**Record extracts**
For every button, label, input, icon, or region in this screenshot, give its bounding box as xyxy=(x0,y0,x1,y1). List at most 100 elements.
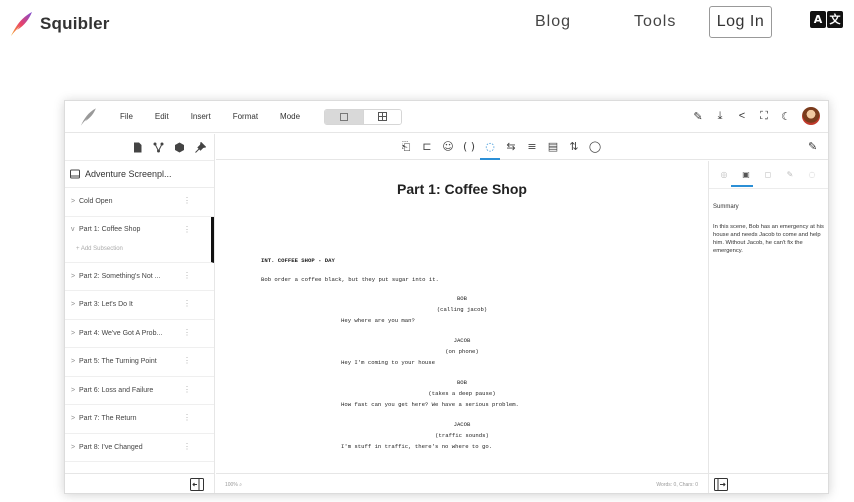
pencil-tab-icon[interactable]: ✎ xyxy=(784,169,796,181)
chapter-label: Part 4: We've Got A Prob... xyxy=(79,329,163,337)
sidebar-footer xyxy=(65,473,215,493)
action-icon[interactable]: ⊏ xyxy=(420,140,434,154)
expand-panel-icon[interactable] xyxy=(714,478,728,491)
kebab-menu-icon[interactable]: ⋮ xyxy=(183,385,191,394)
chapter-label: Cold Open xyxy=(79,198,113,206)
kebab-menu-icon[interactable]: ⋮ xyxy=(183,299,191,308)
collapse-sidebar-icon[interactable] xyxy=(190,478,204,491)
character-name: JACOB xyxy=(453,337,471,344)
zoom-level[interactable]: 100% ⌕ xyxy=(225,482,242,488)
character-icon[interactable]: ☺ xyxy=(441,140,455,154)
menu-insert[interactable]: Insert xyxy=(191,112,211,121)
quill-logo-icon xyxy=(11,12,32,36)
script-page[interactable]: Part 1: Coffee Shop INT. COFFEE SHOP - D… xyxy=(216,161,708,472)
share-icon[interactable]: < xyxy=(736,110,748,122)
brand[interactable]: Squibler xyxy=(8,10,110,38)
site-header: Squibler Blog Tools Log In A 文 xyxy=(0,0,854,48)
chapter-sidebar: Adventure Screenpl... > Cold Open ⋮ v Pa… xyxy=(65,134,215,493)
sidebar-item-part-1[interactable]: v Part 1: Coffee Shop ⋮ + Add Subsection xyxy=(65,216,214,263)
summary-tab-icon[interactable]: ▣ xyxy=(740,169,752,181)
chapter-label: Part 5: The Turning Point xyxy=(79,358,157,366)
right-panel-tabs: ◎ ▣ ◻ ✎ ◌ xyxy=(709,161,828,189)
kebab-menu-icon[interactable]: ⋮ xyxy=(183,413,191,422)
pen-icon[interactable]: ✎ xyxy=(808,140,817,153)
pin-icon[interactable] xyxy=(195,141,206,153)
parenthetical: (takes a deep pause) xyxy=(428,390,496,397)
menu-right-tools: ✎ ⤓ < ⛶ ☾ xyxy=(692,107,820,125)
chapter-label: Part 8: I've Changed xyxy=(79,443,143,451)
sidebar-item-part-6[interactable]: > Part 6: Loss and Failure ⋮ xyxy=(65,377,214,405)
notes-icon[interactable]: ▤ xyxy=(546,140,560,154)
sort-icon[interactable]: ⇅ xyxy=(567,140,581,154)
chevron-right-icon: > xyxy=(71,301,76,309)
menu-mode[interactable]: Mode xyxy=(280,112,300,121)
add-subsection-link[interactable]: + Add Subsection xyxy=(76,246,123,252)
comments-icon[interactable]: ◯ xyxy=(588,140,602,154)
chevron-right-icon: > xyxy=(71,272,76,280)
editor-area: ⎗ ⊏ ☺ ( ) ◌ ⇆ ≡ ▤ ⇅ ◯ ✎ Part 1: Coffee S… xyxy=(216,134,828,493)
parenthetical-icon[interactable]: ( ) xyxy=(462,140,476,154)
view-mode-toggle[interactable] xyxy=(324,108,403,125)
quill-logo-icon xyxy=(80,107,96,126)
sidebar-toolbar xyxy=(65,134,214,160)
menu-bar: File Edit Insert Format Mode ✎ ⤓ < ⛶ ☾ xyxy=(65,101,828,133)
outline-icon[interactable] xyxy=(153,142,164,153)
active-tab-indicator xyxy=(731,185,753,187)
avatar[interactable] xyxy=(802,107,820,125)
action-line: Bob order a coffee black, but they put s… xyxy=(261,276,439,283)
chapter-label: Part 2: Something's Not ... xyxy=(79,272,161,280)
sidebar-item-part-8[interactable]: > Part 8: I've Changed ⋮ xyxy=(65,434,214,462)
menu-file[interactable]: File xyxy=(120,112,133,121)
transition-icon[interactable]: ⇆ xyxy=(504,140,518,154)
right-panel: ◎ ▣ ◻ ✎ ◌ Summary In this scene, Bob has… xyxy=(708,161,828,493)
dialogue-line: I'm stuff in traffic, there's no where t… xyxy=(341,443,493,450)
kebab-menu-icon[interactable]: ⋮ xyxy=(183,225,191,234)
character-name: JACOB xyxy=(453,421,471,428)
kebab-menu-icon[interactable]: ⋮ xyxy=(183,442,191,451)
document-icon[interactable] xyxy=(132,142,143,153)
fullscreen-icon[interactable]: ⛶ xyxy=(758,110,770,122)
target-icon[interactable]: ◎ xyxy=(718,169,730,181)
status-bar: 100% ⌕ Words: 0, Chars: 0 xyxy=(216,473,708,493)
lines-icon[interactable]: ≡ xyxy=(525,140,539,154)
chat-icon[interactable]: ◌ xyxy=(806,169,818,181)
editor-app-screenshot: File Edit Insert Format Mode ✎ ⤓ < ⛶ ☾ A… xyxy=(64,100,829,494)
translate-icon-a: A xyxy=(810,11,826,28)
bookmark-icon[interactable]: ◻ xyxy=(762,169,774,181)
sidebar-item-part-7[interactable]: > Part 7: The Return ⋮ xyxy=(65,405,214,434)
kebab-menu-icon[interactable]: ⋮ xyxy=(183,196,191,205)
grid-view-icon[interactable] xyxy=(363,109,402,124)
edit-note-icon[interactable]: ✎ xyxy=(692,110,704,123)
sidebar-item-cold-open[interactable]: > Cold Open ⋮ xyxy=(65,188,214,217)
menu-format[interactable]: Format xyxy=(233,112,258,121)
kebab-menu-icon[interactable]: ⋮ xyxy=(183,328,191,337)
single-view-icon[interactable] xyxy=(325,109,364,124)
sidebar-item-part-2[interactable]: > Part 2: Something's Not ... ⋮ xyxy=(65,263,214,291)
chapter-label: Part 1: Coffee Shop xyxy=(79,225,141,233)
kebab-menu-icon[interactable]: ⋮ xyxy=(183,271,191,280)
nav-blog-link[interactable]: Blog xyxy=(535,13,571,31)
character-name: BOB xyxy=(456,379,468,386)
parenthetical: (on phone) xyxy=(445,348,479,355)
login-button[interactable]: Log In xyxy=(709,6,772,38)
chevron-down-icon: v xyxy=(71,225,75,233)
zoom-icon: ⌕ xyxy=(239,482,242,488)
nav-tools-link[interactable]: Tools xyxy=(634,13,676,31)
scene-heading-icon[interactable]: ⎗ xyxy=(399,140,413,154)
chevron-right-icon: > xyxy=(71,386,76,394)
sidebar-item-part-5[interactable]: > Part 5: The Turning Point ⋮ xyxy=(65,348,214,377)
document-title-row[interactable]: Adventure Screenpl... xyxy=(65,160,214,188)
menu-edit[interactable]: Edit xyxy=(155,112,169,121)
kebab-menu-icon[interactable]: ⋮ xyxy=(183,356,191,365)
box-icon[interactable] xyxy=(174,142,185,153)
summary-text[interactable]: In this scene, Bob has an emergency at h… xyxy=(713,223,828,255)
dark-mode-icon[interactable]: ☾ xyxy=(780,110,792,123)
download-icon[interactable]: ⤓ xyxy=(714,110,726,122)
dialogue-icon[interactable]: ◌ xyxy=(480,140,500,160)
chapter-label: Part 3: Let's Do It xyxy=(79,301,133,309)
chevron-right-icon: > xyxy=(71,198,76,206)
language-button[interactable]: A 文 xyxy=(810,11,843,28)
sidebar-item-part-3[interactable]: > Part 3: Let's Do It ⋮ xyxy=(65,291,214,320)
sidebar-item-part-4[interactable]: > Part 4: We've Got A Prob... ⋮ xyxy=(65,320,214,348)
dialogue-line: Hey I'm coming to your house xyxy=(341,359,435,366)
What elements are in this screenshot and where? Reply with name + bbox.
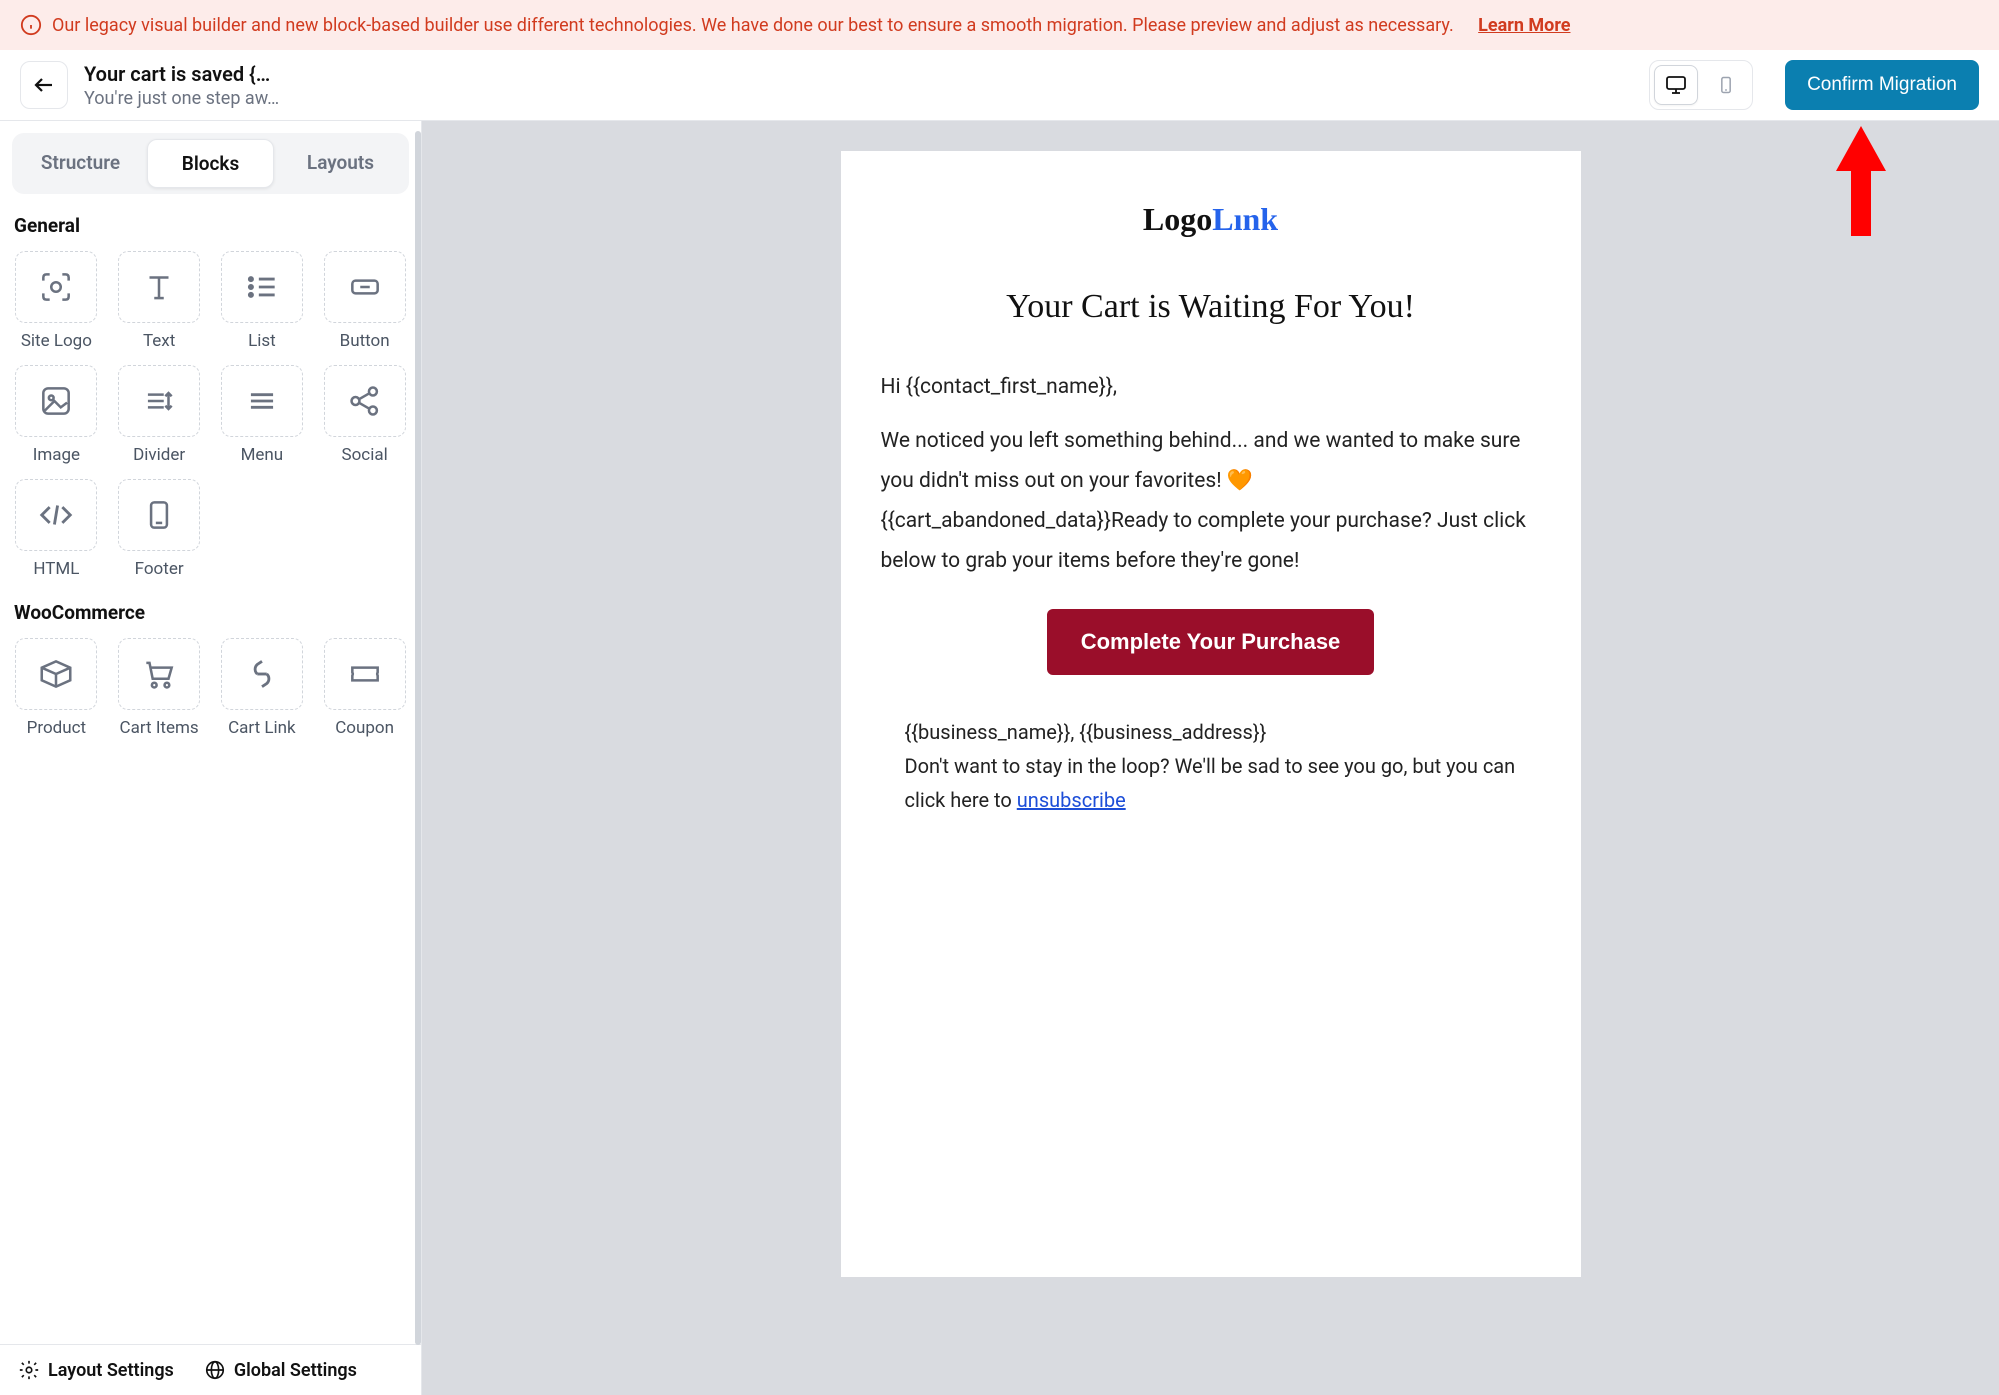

**Your task**
Reproduce every line of the listing above without any changes, omitting the pictures.

**Exercise response**
For every button, label, input, icon, or region in this screenshot, give its bounding box as xyxy=(x0,y0,x1,y1). List at most 100 elements.
pencil-tab-icon[interactable]: ✎ xyxy=(784,169,796,181)
chapter-label: Part 4: We've Got A Prob... xyxy=(79,329,163,337)
sidebar-footer xyxy=(65,473,215,493)
action-icon[interactable]: ⊏ xyxy=(420,140,434,154)
expand-panel-icon[interactable] xyxy=(714,478,728,491)
kebab-menu-icon[interactable]: ⋮ xyxy=(183,385,191,394)
chapter-label: Cold Open xyxy=(79,198,113,206)
kebab-menu-icon[interactable]: ⋮ xyxy=(183,299,191,308)
collapse-sidebar-icon[interactable] xyxy=(190,478,204,491)
character-name: JACOB xyxy=(453,337,471,344)
zoom-level[interactable]: 100% ⌕ xyxy=(225,482,242,488)
character-icon[interactable]: ☺ xyxy=(441,140,455,154)
menu-insert[interactable]: Insert xyxy=(191,112,211,121)
quill-logo-icon xyxy=(11,12,32,36)
script-page[interactable]: Part 1: Coffee Shop INT. COFFEE SHOP - D… xyxy=(216,161,708,472)
share-icon[interactable]: < xyxy=(736,110,748,122)
brand[interactable]: Squibler xyxy=(8,10,110,38)
site-header: Squibler Blog Tools Log In A 文 xyxy=(0,0,854,48)
chapter-sidebar: Adventure Screenpl... > Cold Open ⋮ v Pa… xyxy=(65,134,215,493)
sidebar-item-part-1[interactable]: v Part 1: Coffee Shop ⋮ + Add Subsection xyxy=(65,216,214,263)
summary-tab-icon[interactable]: ▣ xyxy=(740,169,752,181)
chapter-label: Part 5: The Turning Point xyxy=(79,358,157,366)
right-panel-tabs: ◎ ▣ ◻ ✎ ◌ xyxy=(709,161,828,189)
kebab-menu-icon[interactable]: ⋮ xyxy=(183,413,191,422)
pen-icon[interactable]: ✎ xyxy=(808,140,817,153)
pin-icon[interactable] xyxy=(195,141,206,153)
parenthetical: (takes a deep pause) xyxy=(428,390,496,397)
menu-right-tools: ✎ ⤓ < ⛶ ☾ xyxy=(692,107,820,125)
chapter-label: Part 8: I've Changed xyxy=(79,443,143,451)
sidebar-item-part-6[interactable]: > Part 6: Loss and Failure ⋮ xyxy=(65,377,214,405)
notes-icon[interactable]: ▤ xyxy=(546,140,560,154)
sort-icon[interactable]: ⇅ xyxy=(567,140,581,154)
chevron-right-icon: > xyxy=(71,301,76,309)
menu-mode[interactable]: Mode xyxy=(280,112,300,121)
add-subsection-link[interactable]: + Add Subsection xyxy=(76,246,123,252)
comments-icon[interactable]: ◯ xyxy=(588,140,602,154)
chevron-right-icon: > xyxy=(71,272,76,280)
editor-area: ⎗ ⊏ ☺ ( ) ◌ ⇆ ≡ ▤ ⇅ ◯ ✎ Part 1: Coffee S… xyxy=(216,134,828,493)
parenthetical-icon[interactable]: ( ) xyxy=(462,140,476,154)
view-mode-toggle[interactable] xyxy=(324,108,403,125)
quill-logo-icon xyxy=(80,107,96,126)
sidebar-toolbar xyxy=(65,134,214,160)
menu-bar: File Edit Insert Format Mode ✎ ⤓ < ⛶ ☾ xyxy=(65,101,828,133)
outline-icon[interactable] xyxy=(153,142,164,153)
active-tab-indicator xyxy=(731,185,753,187)
avatar[interactable] xyxy=(802,107,820,125)
action-line: Bob order a coffee black, but they put s… xyxy=(261,276,439,283)
chapter-label: Part 2: Something's Not ... xyxy=(79,272,161,280)
sidebar-item-part-8[interactable]: > Part 8: I've Changed ⋮ xyxy=(65,434,214,462)
menu-file[interactable]: File xyxy=(120,112,133,121)
transition-icon[interactable]: ⇆ xyxy=(504,140,518,154)
right-panel: ◎ ▣ ◻ ✎ ◌ Summary In this scene, Bob has… xyxy=(708,161,828,493)
dialogue-line: I'm stuff in traffic, there's no where t… xyxy=(341,443,493,450)
kebab-menu-icon[interactable]: ⋮ xyxy=(183,225,191,234)
character-name: JACOB xyxy=(453,421,471,428)
kebab-menu-icon[interactable]: ⋮ xyxy=(183,442,191,451)
document-icon[interactable] xyxy=(132,142,143,153)
fullscreen-icon[interactable]: ⛶ xyxy=(758,110,770,122)
target-icon[interactable]: ◎ xyxy=(718,169,730,181)
status-bar: 100% ⌕ Words: 0, Chars: 0 xyxy=(216,473,708,493)
lines-icon[interactable]: ≡ xyxy=(525,140,539,154)
chat-icon[interactable]: ◌ xyxy=(806,169,818,181)
editor-app-screenshot: File Edit Insert Format Mode ✎ ⤓ < ⛶ ☾ A… xyxy=(64,100,829,494)
translate-icon-a: A xyxy=(810,11,826,28)
bookmark-icon[interactable]: ◻ xyxy=(762,169,774,181)
sidebar-item-part-7[interactable]: > Part 7: The Return ⋮ xyxy=(65,405,214,434)
kebab-menu-icon[interactable]: ⋮ xyxy=(183,196,191,205)
grid-view-icon[interactable] xyxy=(363,109,402,124)
edit-note-icon[interactable]: ✎ xyxy=(692,110,704,123)
sidebar-item-cold-open[interactable]: > Cold Open ⋮ xyxy=(65,188,214,217)
menu-format[interactable]: Format xyxy=(233,112,258,121)
kebab-menu-icon[interactable]: ⋮ xyxy=(183,328,191,337)
single-view-icon[interactable] xyxy=(325,109,364,124)
sidebar-item-part-2[interactable]: > Part 2: Something's Not ... ⋮ xyxy=(65,263,214,291)
chapter-label: Part 1: Coffee Shop xyxy=(79,225,141,233)
kebab-menu-icon[interactable]: ⋮ xyxy=(183,271,191,280)
nav-blog-link[interactable]: Blog xyxy=(535,13,571,31)
character-name: BOB xyxy=(456,379,468,386)
parenthetical: (on phone) xyxy=(445,348,479,355)
login-button[interactable]: Log In xyxy=(709,6,772,38)
chevron-down-icon: v xyxy=(71,225,75,233)
zoom-icon: ⌕ xyxy=(239,482,242,488)
nav-tools-link[interactable]: Tools xyxy=(634,13,676,31)
scene-heading-icon[interactable]: ⎗ xyxy=(399,140,413,154)
chevron-right-icon: > xyxy=(71,386,76,394)
sidebar-item-part-5[interactable]: > Part 5: The Turning Point ⋮ xyxy=(65,348,214,377)
document-title-row[interactable]: Adventure Screenpl... xyxy=(65,160,214,188)
menu-edit[interactable]: Edit xyxy=(155,112,169,121)
kebab-menu-icon[interactable]: ⋮ xyxy=(183,356,191,365)
box-icon[interactable] xyxy=(174,142,185,153)
summary-text[interactable]: In this scene, Bob has an emergency at h… xyxy=(713,223,828,255)
dark-mode-icon[interactable]: ☾ xyxy=(780,110,792,123)
download-icon[interactable]: ⤓ xyxy=(714,110,726,122)
dialogue-icon[interactable]: ◌ xyxy=(480,140,500,160)
chapter-label: Part 3: Let's Do It xyxy=(79,301,133,309)
chevron-right-icon: > xyxy=(71,198,76,206)
language-button[interactable]: A 文 xyxy=(810,11,843,28)
sidebar-item-part-3[interactable]: > Part 3: Let's Do It ⋮ xyxy=(65,291,214,320)
sidebar-item-part-4[interactable]: > Part 4: We've Got A Prob... ⋮ xyxy=(65,320,214,348)
dialogue-line: Hey I'm coming to your house xyxy=(341,359,435,366)
What elements are in this screenshot and where? Reply with name + bbox.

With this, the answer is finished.